— START —
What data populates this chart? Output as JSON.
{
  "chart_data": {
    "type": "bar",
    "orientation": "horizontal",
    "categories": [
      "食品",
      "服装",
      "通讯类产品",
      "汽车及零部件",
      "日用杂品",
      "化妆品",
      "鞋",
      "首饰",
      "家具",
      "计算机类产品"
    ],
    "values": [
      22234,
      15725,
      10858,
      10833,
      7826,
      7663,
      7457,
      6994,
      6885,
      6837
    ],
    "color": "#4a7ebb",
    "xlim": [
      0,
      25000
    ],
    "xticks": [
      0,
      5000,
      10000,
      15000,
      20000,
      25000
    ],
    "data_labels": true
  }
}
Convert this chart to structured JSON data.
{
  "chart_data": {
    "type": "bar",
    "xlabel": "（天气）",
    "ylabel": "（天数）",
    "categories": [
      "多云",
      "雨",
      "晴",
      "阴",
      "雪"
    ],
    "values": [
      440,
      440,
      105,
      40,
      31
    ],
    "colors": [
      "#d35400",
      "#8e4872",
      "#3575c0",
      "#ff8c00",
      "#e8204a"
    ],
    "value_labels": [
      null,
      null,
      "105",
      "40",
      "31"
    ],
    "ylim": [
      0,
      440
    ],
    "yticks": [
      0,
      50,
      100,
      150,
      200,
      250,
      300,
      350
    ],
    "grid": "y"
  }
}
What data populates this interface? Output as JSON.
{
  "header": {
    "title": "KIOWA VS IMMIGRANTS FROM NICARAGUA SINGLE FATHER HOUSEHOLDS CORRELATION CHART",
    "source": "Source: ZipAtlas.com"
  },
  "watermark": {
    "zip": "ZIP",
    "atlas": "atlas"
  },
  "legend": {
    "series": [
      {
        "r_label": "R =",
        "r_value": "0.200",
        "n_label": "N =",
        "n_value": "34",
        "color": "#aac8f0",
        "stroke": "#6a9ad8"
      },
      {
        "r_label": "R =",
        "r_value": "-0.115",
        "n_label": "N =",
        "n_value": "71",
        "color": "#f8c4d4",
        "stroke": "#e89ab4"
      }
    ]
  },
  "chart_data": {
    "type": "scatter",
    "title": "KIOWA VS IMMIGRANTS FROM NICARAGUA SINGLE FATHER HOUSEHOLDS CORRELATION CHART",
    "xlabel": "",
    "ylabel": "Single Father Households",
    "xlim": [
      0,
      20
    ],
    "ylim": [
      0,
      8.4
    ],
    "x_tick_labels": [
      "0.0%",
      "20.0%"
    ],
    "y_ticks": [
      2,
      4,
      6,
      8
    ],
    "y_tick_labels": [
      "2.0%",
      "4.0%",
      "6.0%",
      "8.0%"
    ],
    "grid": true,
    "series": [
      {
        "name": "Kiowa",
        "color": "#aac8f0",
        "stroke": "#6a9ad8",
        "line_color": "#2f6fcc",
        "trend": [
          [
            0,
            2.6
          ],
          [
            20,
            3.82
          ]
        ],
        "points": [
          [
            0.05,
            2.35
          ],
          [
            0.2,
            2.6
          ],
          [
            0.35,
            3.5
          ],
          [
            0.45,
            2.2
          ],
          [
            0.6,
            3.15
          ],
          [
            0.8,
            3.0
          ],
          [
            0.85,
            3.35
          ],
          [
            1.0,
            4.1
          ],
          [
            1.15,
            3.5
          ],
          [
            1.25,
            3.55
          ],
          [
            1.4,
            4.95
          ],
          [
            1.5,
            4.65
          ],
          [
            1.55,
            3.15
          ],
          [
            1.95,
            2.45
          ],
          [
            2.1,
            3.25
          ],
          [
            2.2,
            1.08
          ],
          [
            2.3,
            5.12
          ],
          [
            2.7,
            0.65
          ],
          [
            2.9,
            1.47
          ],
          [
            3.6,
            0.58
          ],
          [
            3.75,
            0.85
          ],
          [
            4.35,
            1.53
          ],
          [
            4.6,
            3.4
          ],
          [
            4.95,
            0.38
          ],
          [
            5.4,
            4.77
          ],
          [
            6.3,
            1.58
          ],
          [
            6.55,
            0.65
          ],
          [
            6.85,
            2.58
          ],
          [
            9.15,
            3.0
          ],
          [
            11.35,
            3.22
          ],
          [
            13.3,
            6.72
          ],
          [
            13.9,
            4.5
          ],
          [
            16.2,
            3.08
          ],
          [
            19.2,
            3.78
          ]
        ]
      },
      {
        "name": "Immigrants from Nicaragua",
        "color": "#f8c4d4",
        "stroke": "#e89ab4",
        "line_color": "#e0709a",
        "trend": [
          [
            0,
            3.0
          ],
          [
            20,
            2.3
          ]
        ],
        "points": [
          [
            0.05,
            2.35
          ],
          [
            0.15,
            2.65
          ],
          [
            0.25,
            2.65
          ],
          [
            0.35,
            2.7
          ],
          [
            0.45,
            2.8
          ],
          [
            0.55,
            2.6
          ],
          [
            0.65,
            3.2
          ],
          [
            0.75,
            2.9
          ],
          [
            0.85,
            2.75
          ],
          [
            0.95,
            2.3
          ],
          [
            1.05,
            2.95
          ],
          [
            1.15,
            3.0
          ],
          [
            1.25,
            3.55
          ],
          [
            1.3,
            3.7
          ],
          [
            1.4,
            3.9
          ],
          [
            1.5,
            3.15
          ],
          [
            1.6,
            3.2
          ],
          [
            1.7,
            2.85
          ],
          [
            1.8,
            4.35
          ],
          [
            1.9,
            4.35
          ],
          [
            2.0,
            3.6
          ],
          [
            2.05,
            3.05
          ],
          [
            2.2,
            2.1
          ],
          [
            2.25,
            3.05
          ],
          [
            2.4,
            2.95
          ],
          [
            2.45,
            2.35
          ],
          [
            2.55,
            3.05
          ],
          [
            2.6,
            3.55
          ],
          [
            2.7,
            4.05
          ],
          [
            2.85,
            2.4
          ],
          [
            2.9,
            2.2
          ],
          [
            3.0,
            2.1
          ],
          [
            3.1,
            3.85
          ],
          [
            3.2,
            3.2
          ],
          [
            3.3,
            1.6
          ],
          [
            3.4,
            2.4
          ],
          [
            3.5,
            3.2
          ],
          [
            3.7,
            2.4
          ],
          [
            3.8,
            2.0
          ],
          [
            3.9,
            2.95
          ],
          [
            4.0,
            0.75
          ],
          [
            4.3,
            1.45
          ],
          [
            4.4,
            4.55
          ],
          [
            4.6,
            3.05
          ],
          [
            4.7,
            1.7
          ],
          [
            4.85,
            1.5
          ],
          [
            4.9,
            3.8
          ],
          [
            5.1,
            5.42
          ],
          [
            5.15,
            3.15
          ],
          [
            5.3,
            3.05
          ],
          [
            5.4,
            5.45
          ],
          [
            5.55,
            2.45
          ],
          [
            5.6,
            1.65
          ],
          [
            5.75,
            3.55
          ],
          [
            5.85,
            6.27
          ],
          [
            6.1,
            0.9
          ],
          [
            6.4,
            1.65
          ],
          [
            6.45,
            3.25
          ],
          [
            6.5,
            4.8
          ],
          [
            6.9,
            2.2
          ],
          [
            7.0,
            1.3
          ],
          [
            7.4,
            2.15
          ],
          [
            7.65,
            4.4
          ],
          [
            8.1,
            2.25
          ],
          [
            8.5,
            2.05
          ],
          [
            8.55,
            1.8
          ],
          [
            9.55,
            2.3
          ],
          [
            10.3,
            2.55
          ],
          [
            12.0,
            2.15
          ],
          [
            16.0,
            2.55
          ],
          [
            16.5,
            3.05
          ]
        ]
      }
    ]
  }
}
— END —
Extract, from the listing above, every line where the string "Output" occurs.

→ The completed task
What data populates this chart? Output as JSON.
What data populates this interface? Output as JSON.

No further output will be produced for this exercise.